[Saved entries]

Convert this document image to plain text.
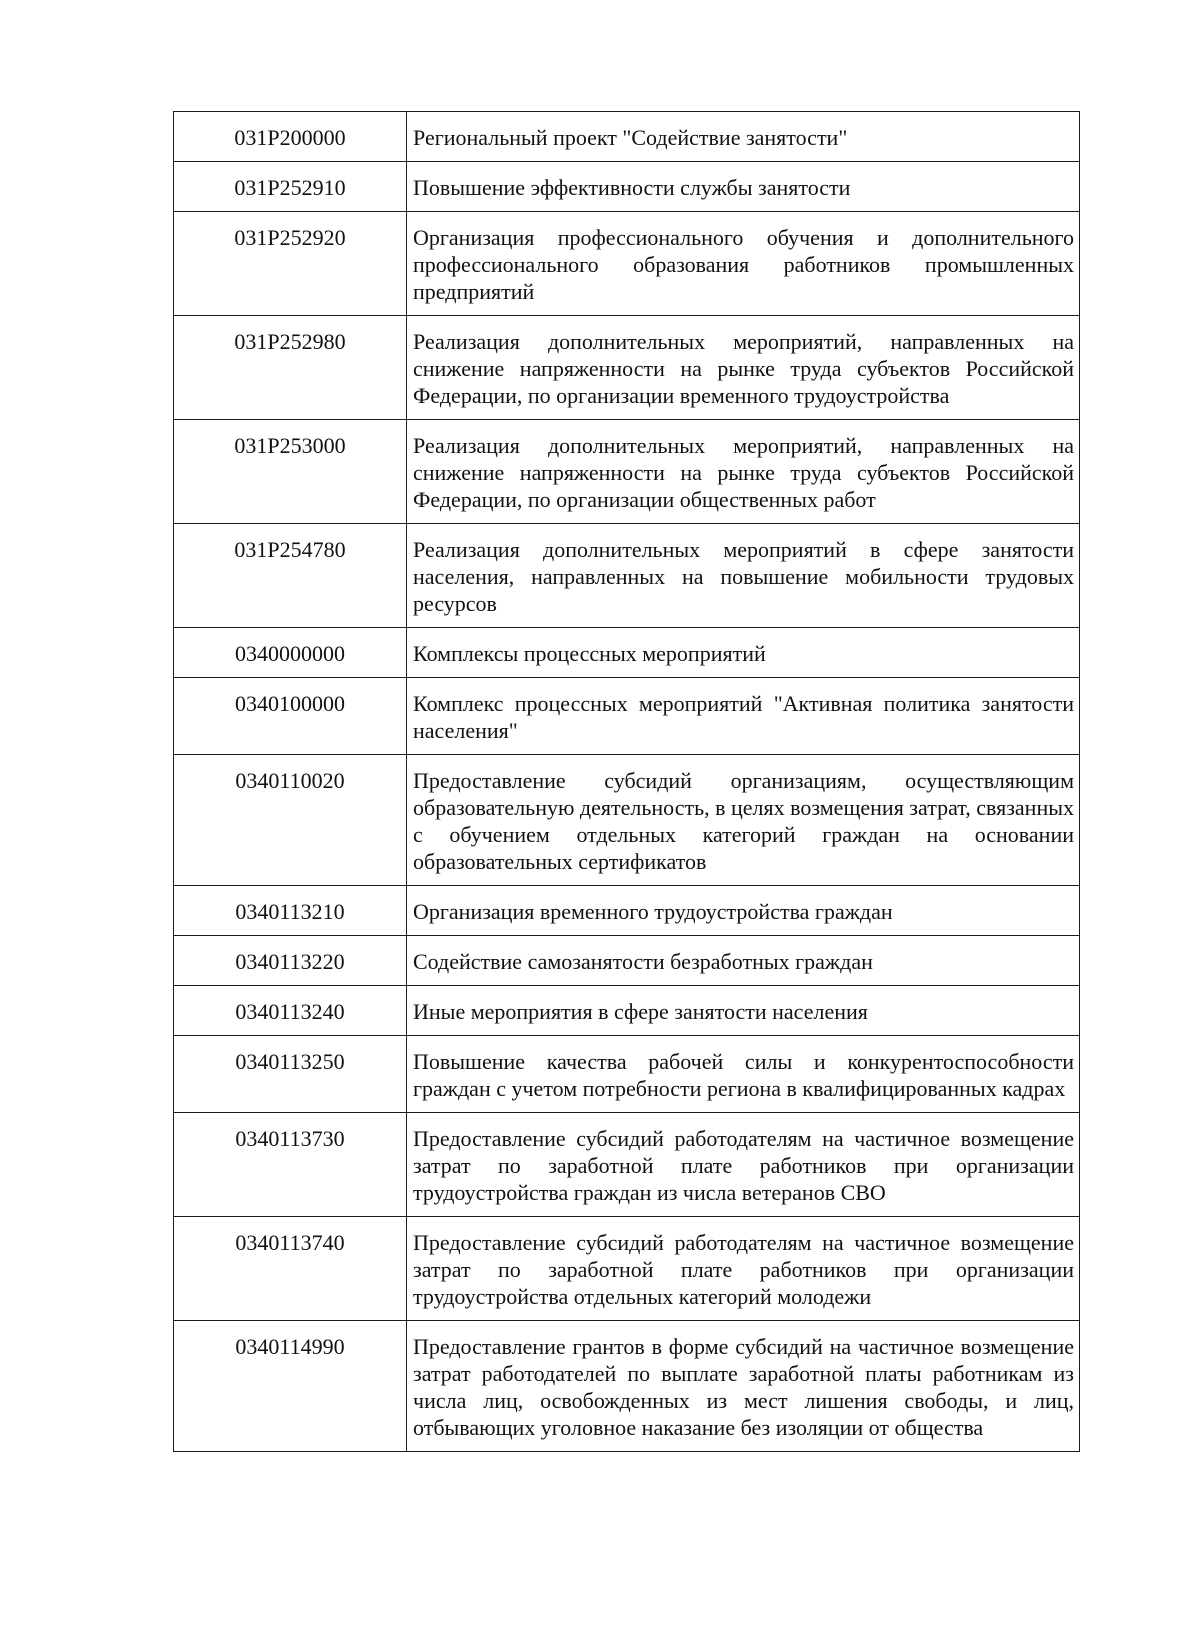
031P200000	Региональный проект "Содействие занятости"
031P252910	Повышение эффективности службы занятости
031P252920	Организация профессионального обучения и дополнительного профессионального образования работников промышленных предприятий
031P252980	Реализация дополнительных мероприятий, направленных на снижение напряженности на рынке труда субъектов Российской Федерации, по организации временного трудоустройства
031P253000	Реализация дополнительных мероприятий, направленных на снижение напряженности на рынке труда субъектов Российской Федерации, по организации общественных работ
031P254780	Реализация дополнительных мероприятий в сфере занятости населения, направленных на повышение мобильности трудовых ресурсов
0340000000	Комплексы процессных мероприятий
0340100000	Комплекс процессных мероприятий "Активная политика занятости населения"
0340110020	Предоставление субсидий организациям, осуществляющим образовательную деятельность, в целях возмещения затрат, связанных с обучением отдельных категорий граждан на основании образовательных сертификатов
0340113210	Организация временного трудоустройства граждан
0340113220	Содействие самозанятости безработных граждан
0340113240	Иные мероприятия в сфере занятости населения
0340113250	Повышение качества рабочей силы и конкурентоспособности граждан с учетом потребности региона в квалифицированных кадрах
0340113730	Предоставление субсидий работодателям на частичное возмещение затрат по заработной плате работников при организации трудоустройства граждан из числа ветеранов СВО
0340113740	Предоставление субсидий работодателям на частичное возмещение затрат по заработной плате работников при организации трудоустройства отдельных категорий молодежи
0340114990	Предоставление грантов в форме субсидий на частичное возмещение затрат работодателей по выплате заработной платы работникам из числа лиц, освобожденных из мест лишения свободы, и лиц, отбывающих уголовное наказание без изоляции от общества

| Set problem |
Copy the records above exactly, leaving out every picture.

| Response to the task |
Convert this document image to plain text.
031P200000	Региональный проект "Содействие занятости"
031P252910	Повышение эффективности службы занятости
031P252920	Организация профессионального обучения и дополнительного профессионального образования работников промышленных предприятий
031P252980	Реализация дополнительных мероприятий, направленных на снижение напряженности на рынке труда субъектов Российской Федерации, по организации временного трудоустройства
031P253000	Реализация дополнительных мероприятий, направленных на снижение напряженности на рынке труда субъектов Российской Федерации, по организации общественных работ
031P254780	Реализация дополнительных мероприятий в сфере занятости населения, направленных на повышение мобильности трудовых ресурсов
0340000000	Комплексы процессных мероприятий
0340100000	Комплекс процессных мероприятий "Активная политика занятости населения"
0340110020	Предоставление субсидий организациям, осуществляющим образовательную деятельность, в целях возмещения затрат, связанных с обучением отдельных категорий граждан на основании образовательных сертификатов
0340113210	Организация временного трудоустройства граждан
0340113220	Содействие самозанятости безработных граждан
0340113240	Иные мероприятия в сфере занятости населения
0340113250	Повышение качества рабочей силы и конкурентоспособности граждан с учетом потребности региона в квалифицированных кадрах
0340113730	Предоставление субсидий работодателям на частичное возмещение затрат по заработной плате работников при организации трудоустройства граждан из числа ветеранов СВО
0340113740	Предоставление субсидий работодателям на частичное возмещение затрат по заработной плате работников при организации трудоустройства отдельных категорий молодежи
0340114990	Предоставление грантов в форме субсидий на частичное возмещение затрат работодателей по выплате заработной платы работникам из числа лиц, освобожденных из мест лишения свободы, и лиц, отбывающих уголовное наказание без изоляции от общества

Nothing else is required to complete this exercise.